-- Start of Record excerpts --
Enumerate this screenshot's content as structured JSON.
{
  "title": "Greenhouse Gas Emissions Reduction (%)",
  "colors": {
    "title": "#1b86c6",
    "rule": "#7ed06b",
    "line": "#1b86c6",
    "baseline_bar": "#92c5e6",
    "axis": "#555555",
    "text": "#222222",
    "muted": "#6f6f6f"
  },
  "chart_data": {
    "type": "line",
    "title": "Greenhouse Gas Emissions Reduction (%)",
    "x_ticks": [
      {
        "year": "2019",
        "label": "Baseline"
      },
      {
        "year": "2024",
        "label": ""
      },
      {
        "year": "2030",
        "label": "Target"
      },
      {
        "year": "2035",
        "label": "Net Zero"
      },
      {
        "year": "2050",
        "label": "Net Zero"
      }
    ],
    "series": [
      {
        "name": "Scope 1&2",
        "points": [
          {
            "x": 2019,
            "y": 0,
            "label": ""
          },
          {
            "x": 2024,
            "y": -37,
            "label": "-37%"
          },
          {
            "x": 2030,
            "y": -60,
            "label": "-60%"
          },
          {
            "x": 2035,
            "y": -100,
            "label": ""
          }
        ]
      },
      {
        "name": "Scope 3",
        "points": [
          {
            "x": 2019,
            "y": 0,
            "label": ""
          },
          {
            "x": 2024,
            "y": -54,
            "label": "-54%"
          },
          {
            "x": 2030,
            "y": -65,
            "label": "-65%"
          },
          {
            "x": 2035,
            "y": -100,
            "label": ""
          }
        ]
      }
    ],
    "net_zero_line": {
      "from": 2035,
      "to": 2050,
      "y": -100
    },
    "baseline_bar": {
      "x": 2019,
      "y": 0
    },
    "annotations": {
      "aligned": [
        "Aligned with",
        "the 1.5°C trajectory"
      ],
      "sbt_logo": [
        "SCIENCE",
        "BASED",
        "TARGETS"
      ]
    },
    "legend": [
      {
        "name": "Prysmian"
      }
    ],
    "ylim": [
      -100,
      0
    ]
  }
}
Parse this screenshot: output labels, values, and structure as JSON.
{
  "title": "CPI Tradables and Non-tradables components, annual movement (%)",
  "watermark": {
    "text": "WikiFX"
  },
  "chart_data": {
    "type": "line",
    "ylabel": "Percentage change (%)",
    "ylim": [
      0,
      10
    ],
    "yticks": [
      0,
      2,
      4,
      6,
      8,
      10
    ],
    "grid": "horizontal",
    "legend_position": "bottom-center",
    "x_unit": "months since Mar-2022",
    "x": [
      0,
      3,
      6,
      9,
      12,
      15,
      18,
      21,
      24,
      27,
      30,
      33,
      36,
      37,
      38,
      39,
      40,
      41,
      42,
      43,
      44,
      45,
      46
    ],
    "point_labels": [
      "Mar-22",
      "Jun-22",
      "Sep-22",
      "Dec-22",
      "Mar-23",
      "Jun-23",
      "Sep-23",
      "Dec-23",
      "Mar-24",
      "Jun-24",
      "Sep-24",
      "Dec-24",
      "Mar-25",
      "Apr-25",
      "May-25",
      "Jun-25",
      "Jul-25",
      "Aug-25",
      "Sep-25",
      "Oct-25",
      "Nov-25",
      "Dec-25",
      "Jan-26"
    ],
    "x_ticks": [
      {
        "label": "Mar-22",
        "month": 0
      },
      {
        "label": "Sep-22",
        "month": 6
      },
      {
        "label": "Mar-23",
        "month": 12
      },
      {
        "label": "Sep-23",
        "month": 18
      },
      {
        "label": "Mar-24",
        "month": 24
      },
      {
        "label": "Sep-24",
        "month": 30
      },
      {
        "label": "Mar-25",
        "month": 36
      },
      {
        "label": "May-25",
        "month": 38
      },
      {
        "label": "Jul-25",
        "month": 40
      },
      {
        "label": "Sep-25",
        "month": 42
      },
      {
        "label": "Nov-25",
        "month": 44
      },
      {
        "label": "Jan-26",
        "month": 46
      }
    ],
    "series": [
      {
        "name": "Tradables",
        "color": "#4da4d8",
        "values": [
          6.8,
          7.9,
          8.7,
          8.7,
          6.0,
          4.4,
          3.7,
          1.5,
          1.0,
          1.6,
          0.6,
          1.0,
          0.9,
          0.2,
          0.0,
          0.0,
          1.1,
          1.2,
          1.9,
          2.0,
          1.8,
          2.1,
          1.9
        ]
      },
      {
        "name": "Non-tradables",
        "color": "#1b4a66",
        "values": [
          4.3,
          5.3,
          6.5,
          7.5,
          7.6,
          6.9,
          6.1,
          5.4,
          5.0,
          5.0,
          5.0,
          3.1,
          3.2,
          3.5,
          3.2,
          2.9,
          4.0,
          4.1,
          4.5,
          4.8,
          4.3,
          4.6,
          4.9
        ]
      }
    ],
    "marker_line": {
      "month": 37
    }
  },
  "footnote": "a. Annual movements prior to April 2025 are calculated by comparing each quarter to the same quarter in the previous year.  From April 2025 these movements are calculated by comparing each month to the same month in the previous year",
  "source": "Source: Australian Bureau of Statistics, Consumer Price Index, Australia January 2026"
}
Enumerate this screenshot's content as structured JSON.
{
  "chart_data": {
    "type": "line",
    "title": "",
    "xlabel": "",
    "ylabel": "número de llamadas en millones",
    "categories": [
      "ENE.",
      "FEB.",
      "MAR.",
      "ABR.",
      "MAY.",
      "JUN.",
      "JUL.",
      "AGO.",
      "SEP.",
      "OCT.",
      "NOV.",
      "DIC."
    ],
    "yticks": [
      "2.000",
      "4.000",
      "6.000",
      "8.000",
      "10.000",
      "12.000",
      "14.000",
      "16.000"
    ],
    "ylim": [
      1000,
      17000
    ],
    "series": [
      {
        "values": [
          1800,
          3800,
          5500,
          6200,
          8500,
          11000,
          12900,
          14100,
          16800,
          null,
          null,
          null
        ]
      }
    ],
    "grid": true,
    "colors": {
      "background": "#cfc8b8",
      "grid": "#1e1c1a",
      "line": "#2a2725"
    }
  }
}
-- End of Record excerpts --
> _Task requirements_: Without changing a word, restate the whole listing.

> _Expected answer_:
Enumerate this screenshot's content as structured JSON.
{
  "title": "Greenhouse Gas Emissions Reduction (%)",
  "colors": {
    "title": "#1b86c6",
    "rule": "#7ed06b",
    "line": "#1b86c6",
    "baseline_bar": "#92c5e6",
    "axis": "#555555",
    "text": "#222222",
    "muted": "#6f6f6f"
  },
  "chart_data": {
    "type": "line",
    "title": "Greenhouse Gas Emissions Reduction (%)",
    "x_ticks": [
      {
        "year": "2019",
        "label": "Baseline"
      },
      {
        "year": "2024",
        "label": ""
      },
      {
        "year": "2030",
        "label": "Target"
      },
      {
        "year": "2035",
        "label": "Net Zero"
      },
      {
        "year": "2050",
        "label": "Net Zero"
      }
    ],
    "series": [
      {
        "name": "Scope 1&2",
        "points": [
          {
            "x": 2019,
            "y": 0,
            "label": ""
          },
          {
            "x": 2024,
            "y": -37,
            "label": "-37%"
          },
          {
            "x": 2030,
            "y": -60,
            "label": "-60%"
          },
          {
            "x": 2035,
            "y": -100,
            "label": ""
          }
        ]
      },
      {
        "name": "Scope 3",
        "points": [
          {
            "x": 2019,
            "y": 0,
            "label": ""
          },
          {
            "x": 2024,
            "y": -54,
            "label": "-54%"
          },
          {
            "x": 2030,
            "y": -65,
            "label": "-65%"
          },
          {
            "x": 2035,
            "y": -100,
            "label": ""
          }
        ]
      }
    ],
    "net_zero_line": {
      "from": 2035,
      "to": 2050,
      "y": -100
    },
    "baseline_bar": {
      "x": 2019,
      "y": 0
    },
    "annotations": {
      "aligned": [
        "Aligned with",
        "the 1.5°C trajectory"
      ],
      "sbt_logo": [
        "SCIENCE",
        "BASED",
        "TARGETS"
      ]
    },
    "legend": [
      {
        "name": "Prysmian"
      }
    ],
    "ylim": [
      -100,
      0
    ]
  }
}
Parse this screenshot: output labels, values, and structure as JSON.
{
  "title": "CPI Tradables and Non-tradables components, annual movement (%)",
  "watermark": {
    "text": "WikiFX"
  },
  "chart_data": {
    "type": "line",
    "ylabel": "Percentage change (%)",
    "ylim": [
      0,
      10
    ],
    "yticks": [
      0,
      2,
      4,
      6,
      8,
      10
    ],
    "grid": "horizontal",
    "legend_position": "bottom-center",
    "x_unit": "months since Mar-2022",
    "x": [
      0,
      3,
      6,
      9,
      12,
      15,
      18,
      21,
      24,
      27,
      30,
      33,
      36,
      37,
      38,
      39,
      40,
      41,
      42,
      43,
      44,
      45,
      46
    ],
    "point_labels": [
      "Mar-22",
      "Jun-22",
      "Sep-22",
      "Dec-22",
      "Mar-23",
      "Jun-23",
      "Sep-23",
      "Dec-23",
      "Mar-24",
      "Jun-24",
      "Sep-24",
      "Dec-24",
      "Mar-25",
      "Apr-25",
      "May-25",
      "Jun-25",
      "Jul-25",
      "Aug-25",
      "Sep-25",
      "Oct-25",
      "Nov-25",
      "Dec-25",
      "Jan-26"
    ],
    "x_ticks": [
      {
        "label": "Mar-22",
        "month": 0
      },
      {
        "label": "Sep-22",
        "month": 6
      },
      {
        "label": "Mar-23",
        "month": 12
      },
      {
        "label": "Sep-23",
        "month": 18
      },
      {
        "label": "Mar-24",
        "month": 24
      },
      {
        "label": "Sep-24",
        "month": 30
      },
      {
        "label": "Mar-25",
        "month": 36
      },
      {
        "label": "May-25",
        "month": 38
      },
      {
        "label": "Jul-25",
        "month": 40
      },
      {
        "label": "Sep-25",
        "month": 42
      },
      {
        "label": "Nov-25",
        "month": 44
      },
      {
        "label": "Jan-26",
        "month": 46
      }
    ],
    "series": [
      {
        "name": "Tradables",
        "color": "#4da4d8",
        "values": [
          6.8,
          7.9,
          8.7,
          8.7,
          6.0,
          4.4,
          3.7,
          1.5,
          1.0,
          1.6,
          0.6,
          1.0,
          0.9,
          0.2,
          0.0,
          0.0,
          1.1,
          1.2,
          1.9,
          2.0,
          1.8,
          2.1,
          1.9
        ]
      },
      {
        "name": "Non-tradables",
        "color": "#1b4a66",
        "values": [
          4.3,
          5.3,
          6.5,
          7.5,
          7.6,
          6.9,
          6.1,
          5.4,
          5.0,
          5.0,
          5.0,
          3.1,
          3.2,
          3.5,
          3.2,
          2.9,
          4.0,
          4.1,
          4.5,
          4.8,
          4.3,
          4.6,
          4.9
        ]
      }
    ],
    "marker_line": {
      "month": 37
    }
  },
  "footnote": "a. Annual movements prior to April 2025 are calculated by comparing each quarter to the same quarter in the previous year.  From April 2025 these movements are calculated by comparing each month to the same month in the previous year",
  "source": "Source: Australian Bureau of Statistics, Consumer Price Index, Australia January 2026"
}
Enumerate this screenshot's content as structured JSON.
{
  "chart_data": {
    "type": "line",
    "title": "",
    "xlabel": "",
    "ylabel": "número de llamadas en millones",
    "categories": [
      "ENE.",
      "FEB.",
      "MAR.",
      "ABR.",
      "MAY.",
      "JUN.",
      "JUL.",
      "AGO.",
      "SEP.",
      "OCT.",
      "NOV.",
      "DIC."
    ],
    "yticks": [
      "2.000",
      "4.000",
      "6.000",
      "8.000",
      "10.000",
      "12.000",
      "14.000",
      "16.000"
    ],
    "ylim": [
      1000,
      17000
    ],
    "series": [
      {
        "values": [
          1800,
          3800,
          5500,
          6200,
          8500,
          11000,
          12900,
          14100,
          16800,
          null,
          null,
          null
        ]
      }
    ],
    "grid": true,
    "colors": {
      "background": "#cfc8b8",
      "grid": "#1e1c1a",
      "line": "#2a2725"
    }
  }
}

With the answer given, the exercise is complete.